─── INFORMATION GIVEN

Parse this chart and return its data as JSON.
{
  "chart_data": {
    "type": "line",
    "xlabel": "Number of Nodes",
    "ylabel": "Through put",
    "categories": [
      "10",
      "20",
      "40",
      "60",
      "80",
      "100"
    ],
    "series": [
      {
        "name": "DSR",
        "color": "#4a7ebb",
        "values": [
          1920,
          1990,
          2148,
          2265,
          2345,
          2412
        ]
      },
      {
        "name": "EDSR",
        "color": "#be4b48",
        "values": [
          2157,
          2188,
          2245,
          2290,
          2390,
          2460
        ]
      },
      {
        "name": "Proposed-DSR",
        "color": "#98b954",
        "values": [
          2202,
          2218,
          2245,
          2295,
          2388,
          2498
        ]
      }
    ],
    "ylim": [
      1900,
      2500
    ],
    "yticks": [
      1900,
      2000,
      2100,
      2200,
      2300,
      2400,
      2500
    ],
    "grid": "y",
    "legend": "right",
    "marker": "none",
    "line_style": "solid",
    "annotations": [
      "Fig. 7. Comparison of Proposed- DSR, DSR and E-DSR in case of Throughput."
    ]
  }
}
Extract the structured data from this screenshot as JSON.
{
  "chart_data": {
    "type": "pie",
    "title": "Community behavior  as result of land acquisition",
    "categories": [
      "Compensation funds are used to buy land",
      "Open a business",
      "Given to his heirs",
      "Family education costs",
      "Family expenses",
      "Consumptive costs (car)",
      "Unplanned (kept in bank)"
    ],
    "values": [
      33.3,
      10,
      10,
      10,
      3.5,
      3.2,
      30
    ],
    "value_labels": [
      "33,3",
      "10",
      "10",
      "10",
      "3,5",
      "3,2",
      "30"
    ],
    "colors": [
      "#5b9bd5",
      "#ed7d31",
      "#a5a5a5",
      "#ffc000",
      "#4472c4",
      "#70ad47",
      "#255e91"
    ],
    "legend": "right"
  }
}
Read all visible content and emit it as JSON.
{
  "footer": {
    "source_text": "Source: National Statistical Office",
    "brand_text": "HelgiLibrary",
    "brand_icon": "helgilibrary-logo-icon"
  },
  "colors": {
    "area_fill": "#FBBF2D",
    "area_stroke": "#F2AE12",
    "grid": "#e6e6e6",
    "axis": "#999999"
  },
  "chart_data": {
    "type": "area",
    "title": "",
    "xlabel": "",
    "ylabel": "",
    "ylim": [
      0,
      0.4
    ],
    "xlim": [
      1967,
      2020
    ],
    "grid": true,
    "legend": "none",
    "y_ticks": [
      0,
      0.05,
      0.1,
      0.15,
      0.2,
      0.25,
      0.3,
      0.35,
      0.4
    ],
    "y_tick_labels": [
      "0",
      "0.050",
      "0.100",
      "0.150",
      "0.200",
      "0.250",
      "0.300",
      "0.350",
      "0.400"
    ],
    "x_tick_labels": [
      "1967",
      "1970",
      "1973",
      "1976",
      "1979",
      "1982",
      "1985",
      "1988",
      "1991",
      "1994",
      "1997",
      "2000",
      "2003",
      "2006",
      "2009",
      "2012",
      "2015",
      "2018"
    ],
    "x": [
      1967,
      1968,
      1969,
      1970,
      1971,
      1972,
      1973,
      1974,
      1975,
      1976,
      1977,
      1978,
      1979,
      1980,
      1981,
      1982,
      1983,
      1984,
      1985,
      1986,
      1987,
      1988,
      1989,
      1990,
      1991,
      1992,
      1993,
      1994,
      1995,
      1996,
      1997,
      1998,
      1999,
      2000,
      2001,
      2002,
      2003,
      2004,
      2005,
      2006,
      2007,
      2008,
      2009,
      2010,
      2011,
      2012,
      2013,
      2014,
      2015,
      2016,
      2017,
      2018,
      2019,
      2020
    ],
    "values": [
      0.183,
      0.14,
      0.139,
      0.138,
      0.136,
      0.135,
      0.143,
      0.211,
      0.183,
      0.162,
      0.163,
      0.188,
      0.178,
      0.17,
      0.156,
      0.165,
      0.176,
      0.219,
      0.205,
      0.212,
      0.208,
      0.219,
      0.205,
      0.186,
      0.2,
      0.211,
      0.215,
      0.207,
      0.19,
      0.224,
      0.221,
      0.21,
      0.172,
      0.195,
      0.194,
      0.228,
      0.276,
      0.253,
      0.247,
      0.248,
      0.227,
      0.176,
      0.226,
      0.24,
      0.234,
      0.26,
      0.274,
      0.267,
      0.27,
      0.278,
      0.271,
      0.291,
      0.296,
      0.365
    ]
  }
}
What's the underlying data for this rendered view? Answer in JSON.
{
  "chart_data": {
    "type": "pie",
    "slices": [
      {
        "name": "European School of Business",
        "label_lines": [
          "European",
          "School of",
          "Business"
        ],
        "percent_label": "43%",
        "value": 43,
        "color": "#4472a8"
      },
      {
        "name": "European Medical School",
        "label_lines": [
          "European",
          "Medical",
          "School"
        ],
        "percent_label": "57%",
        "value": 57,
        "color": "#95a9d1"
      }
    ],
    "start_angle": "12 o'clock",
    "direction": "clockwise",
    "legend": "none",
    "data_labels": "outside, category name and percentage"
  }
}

──────

» TASK DETAILS
Restate the whole listing exactly.

» REPLY
Parse this chart and return its data as JSON.
{
  "chart_data": {
    "type": "line",
    "xlabel": "Number of Nodes",
    "ylabel": "Through put",
    "categories": [
      "10",
      "20",
      "40",
      "60",
      "80",
      "100"
    ],
    "series": [
      {
        "name": "DSR",
        "color": "#4a7ebb",
        "values": [
          1920,
          1990,
          2148,
          2265,
          2345,
          2412
        ]
      },
      {
        "name": "EDSR",
        "color": "#be4b48",
        "values": [
          2157,
          2188,
          2245,
          2290,
          2390,
          2460
        ]
      },
      {
        "name": "Proposed-DSR",
        "color": "#98b954",
        "values": [
          2202,
          2218,
          2245,
          2295,
          2388,
          2498
        ]
      }
    ],
    "ylim": [
      1900,
      2500
    ],
    "yticks": [
      1900,
      2000,
      2100,
      2200,
      2300,
      2400,
      2500
    ],
    "grid": "y",
    "legend": "right",
    "marker": "none",
    "line_style": "solid",
    "annotations": [
      "Fig. 7. Comparison of Proposed- DSR, DSR and E-DSR in case of Throughput."
    ]
  }
}
Extract the structured data from this screenshot as JSON.
{
  "chart_data": {
    "type": "pie",
    "title": "Community behavior  as result of land acquisition",
    "categories": [
      "Compensation funds are used to buy land",
      "Open a business",
      "Given to his heirs",
      "Family education costs",
      "Family expenses",
      "Consumptive costs (car)",
      "Unplanned (kept in bank)"
    ],
    "values": [
      33.3,
      10,
      10,
      10,
      3.5,
      3.2,
      30
    ],
    "value_labels": [
      "33,3",
      "10",
      "10",
      "10",
      "3,5",
      "3,2",
      "30"
    ],
    "colors": [
      "#5b9bd5",
      "#ed7d31",
      "#a5a5a5",
      "#ffc000",
      "#4472c4",
      "#70ad47",
      "#255e91"
    ],
    "legend": "right"
  }
}
Read all visible content and emit it as JSON.
{
  "footer": {
    "source_text": "Source: National Statistical Office",
    "brand_text": "HelgiLibrary",
    "brand_icon": "helgilibrary-logo-icon"
  },
  "colors": {
    "area_fill": "#FBBF2D",
    "area_stroke": "#F2AE12",
    "grid": "#e6e6e6",
    "axis": "#999999"
  },
  "chart_data": {
    "type": "area",
    "title": "",
    "xlabel": "",
    "ylabel": "",
    "ylim": [
      0,
      0.4
    ],
    "xlim": [
      1967,
      2020
    ],
    "grid": true,
    "legend": "none",
    "y_ticks": [
      0,
      0.05,
      0.1,
      0.15,
      0.2,
      0.25,
      0.3,
      0.35,
      0.4
    ],
    "y_tick_labels": [
      "0",
      "0.050",
      "0.100",
      "0.150",
      "0.200",
      "0.250",
      "0.300",
      "0.350",
      "0.400"
    ],
    "x_tick_labels": [
      "1967",
      "1970",
      "1973",
      "1976",
      "1979",
      "1982",
      "1985",
      "1988",
      "1991",
      "1994",
      "1997",
      "2000",
      "2003",
      "2006",
      "2009",
      "2012",
      "2015",
      "2018"
    ],
    "x": [
      1967,
      1968,
      1969,
      1970,
      1971,
      1972,
      1973,
      1974,
      1975,
      1976,
      1977,
      1978,
      1979,
      1980,
      1981,
      1982,
      1983,
      1984,
      1985,
      1986,
      1987,
      1988,
      1989,
      1990,
      1991,
      1992,
      1993,
      1994,
      1995,
      1996,
      1997,
      1998,
      1999,
      2000,
      2001,
      2002,
      2003,
      2004,
      2005,
      2006,
      2007,
      2008,
      2009,
      2010,
      2011,
      2012,
      2013,
      2014,
      2015,
      2016,
      2017,
      2018,
      2019,
      2020
    ],
    "values": [
      0.183,
      0.14,
      0.139,
      0.138,
      0.136,
      0.135,
      0.143,
      0.211,
      0.183,
      0.162,
      0.163,
      0.188,
      0.178,
      0.17,
      0.156,
      0.165,
      0.176,
      0.219,
      0.205,
      0.212,
      0.208,
      0.219,
      0.205,
      0.186,
      0.2,
      0.211,
      0.215,
      0.207,
      0.19,
      0.224,
      0.221,
      0.21,
      0.172,
      0.195,
      0.194,
      0.228,
      0.276,
      0.253,
      0.247,
      0.248,
      0.227,
      0.176,
      0.226,
      0.24,
      0.234,
      0.26,
      0.274,
      0.267,
      0.27,
      0.278,
      0.271,
      0.291,
      0.296,
      0.365
    ]
  }
}
What's the underlying data for this rendered view? Answer in JSON.
{
  "chart_data": {
    "type": "pie",
    "slices": [
      {
        "name": "European School of Business",
        "label_lines": [
          "European",
          "School of",
          "Business"
        ],
        "percent_label": "43%",
        "value": 43,
        "color": "#4472a8"
      },
      {
        "name": "European Medical School",
        "label_lines": [
          "European",
          "Medical",
          "School"
        ],
        "percent_label": "57%",
        "value": 57,
        "color": "#95a9d1"
      }
    ],
    "start_angle": "12 o'clock",
    "direction": "clockwise",
    "legend": "none",
    "data_labels": "outside, category name and percentage"
  }
}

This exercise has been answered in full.